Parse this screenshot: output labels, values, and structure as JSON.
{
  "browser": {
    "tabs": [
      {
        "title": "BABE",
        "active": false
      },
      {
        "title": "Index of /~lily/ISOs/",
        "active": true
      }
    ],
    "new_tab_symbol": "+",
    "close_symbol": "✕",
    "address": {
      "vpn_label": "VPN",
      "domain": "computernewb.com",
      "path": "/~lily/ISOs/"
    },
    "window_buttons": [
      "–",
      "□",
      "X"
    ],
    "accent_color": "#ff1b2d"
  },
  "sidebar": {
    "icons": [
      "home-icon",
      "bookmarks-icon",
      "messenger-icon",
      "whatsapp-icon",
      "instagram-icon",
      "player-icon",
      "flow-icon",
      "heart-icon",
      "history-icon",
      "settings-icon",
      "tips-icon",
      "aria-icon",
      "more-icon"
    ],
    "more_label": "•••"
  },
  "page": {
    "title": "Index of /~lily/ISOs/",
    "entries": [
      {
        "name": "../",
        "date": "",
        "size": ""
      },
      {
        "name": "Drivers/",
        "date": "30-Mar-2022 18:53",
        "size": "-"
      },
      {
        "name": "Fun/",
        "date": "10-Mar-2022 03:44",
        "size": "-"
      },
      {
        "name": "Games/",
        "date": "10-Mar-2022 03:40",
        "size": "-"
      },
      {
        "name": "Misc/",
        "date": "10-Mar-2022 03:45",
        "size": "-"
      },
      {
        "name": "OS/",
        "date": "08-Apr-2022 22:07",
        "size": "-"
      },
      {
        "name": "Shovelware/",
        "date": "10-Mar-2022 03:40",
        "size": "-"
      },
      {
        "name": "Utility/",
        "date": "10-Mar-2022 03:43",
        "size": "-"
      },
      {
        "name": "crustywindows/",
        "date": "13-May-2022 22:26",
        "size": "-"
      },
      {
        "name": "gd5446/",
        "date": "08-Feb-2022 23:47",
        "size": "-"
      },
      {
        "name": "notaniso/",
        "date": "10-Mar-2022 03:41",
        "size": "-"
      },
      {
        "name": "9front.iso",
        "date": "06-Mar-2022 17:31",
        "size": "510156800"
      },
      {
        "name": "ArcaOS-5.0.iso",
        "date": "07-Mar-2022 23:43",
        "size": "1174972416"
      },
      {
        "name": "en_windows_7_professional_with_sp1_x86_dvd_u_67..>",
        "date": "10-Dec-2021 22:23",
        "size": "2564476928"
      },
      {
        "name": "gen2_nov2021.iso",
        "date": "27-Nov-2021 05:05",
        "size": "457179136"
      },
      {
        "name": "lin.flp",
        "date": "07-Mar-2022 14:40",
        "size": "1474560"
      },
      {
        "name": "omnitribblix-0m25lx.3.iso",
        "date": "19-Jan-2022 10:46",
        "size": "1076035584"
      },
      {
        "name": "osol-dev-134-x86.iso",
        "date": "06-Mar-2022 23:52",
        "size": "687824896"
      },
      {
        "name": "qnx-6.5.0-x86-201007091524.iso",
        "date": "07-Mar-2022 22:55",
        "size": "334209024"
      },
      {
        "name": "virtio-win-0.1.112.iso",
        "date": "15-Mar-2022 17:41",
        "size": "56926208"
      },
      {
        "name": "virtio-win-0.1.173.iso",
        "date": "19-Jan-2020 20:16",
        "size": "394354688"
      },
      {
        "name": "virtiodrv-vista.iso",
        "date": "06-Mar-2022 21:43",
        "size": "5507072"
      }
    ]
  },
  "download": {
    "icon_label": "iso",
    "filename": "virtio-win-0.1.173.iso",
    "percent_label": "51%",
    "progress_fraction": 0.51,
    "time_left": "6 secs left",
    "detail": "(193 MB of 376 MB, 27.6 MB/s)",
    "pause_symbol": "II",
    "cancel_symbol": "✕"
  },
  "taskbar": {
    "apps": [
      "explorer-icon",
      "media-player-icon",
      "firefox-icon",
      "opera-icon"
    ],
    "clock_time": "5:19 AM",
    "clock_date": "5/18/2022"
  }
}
● ● ● ●
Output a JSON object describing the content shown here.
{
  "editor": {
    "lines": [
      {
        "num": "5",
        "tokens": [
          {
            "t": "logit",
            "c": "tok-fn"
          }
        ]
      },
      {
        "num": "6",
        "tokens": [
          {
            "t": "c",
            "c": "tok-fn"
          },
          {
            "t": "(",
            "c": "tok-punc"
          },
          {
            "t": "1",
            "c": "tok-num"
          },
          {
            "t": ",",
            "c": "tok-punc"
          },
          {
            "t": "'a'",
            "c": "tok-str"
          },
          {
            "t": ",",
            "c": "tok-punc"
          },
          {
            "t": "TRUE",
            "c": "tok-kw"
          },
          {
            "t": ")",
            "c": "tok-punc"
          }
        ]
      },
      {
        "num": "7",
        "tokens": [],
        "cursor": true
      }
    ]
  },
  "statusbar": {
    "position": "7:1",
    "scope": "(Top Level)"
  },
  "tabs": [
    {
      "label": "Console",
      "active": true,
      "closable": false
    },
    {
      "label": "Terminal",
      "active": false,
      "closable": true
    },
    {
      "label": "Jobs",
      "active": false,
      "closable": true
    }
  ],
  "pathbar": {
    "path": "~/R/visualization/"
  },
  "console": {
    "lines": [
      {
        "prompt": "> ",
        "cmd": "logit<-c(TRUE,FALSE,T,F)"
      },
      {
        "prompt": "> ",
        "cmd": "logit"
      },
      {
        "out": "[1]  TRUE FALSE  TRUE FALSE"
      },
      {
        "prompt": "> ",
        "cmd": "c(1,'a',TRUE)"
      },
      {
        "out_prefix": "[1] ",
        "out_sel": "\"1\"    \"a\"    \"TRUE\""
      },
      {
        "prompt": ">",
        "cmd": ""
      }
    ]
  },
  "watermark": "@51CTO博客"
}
● ● ● ●
(PROBLEM REQUIREMENTS): Gather each line in the entries above where the string "Index" is found.

(EXERCISE SOLUTION):
        "title": "Index of /~lily/ISOs/",
    "title": "Index of /~lily/ISOs/",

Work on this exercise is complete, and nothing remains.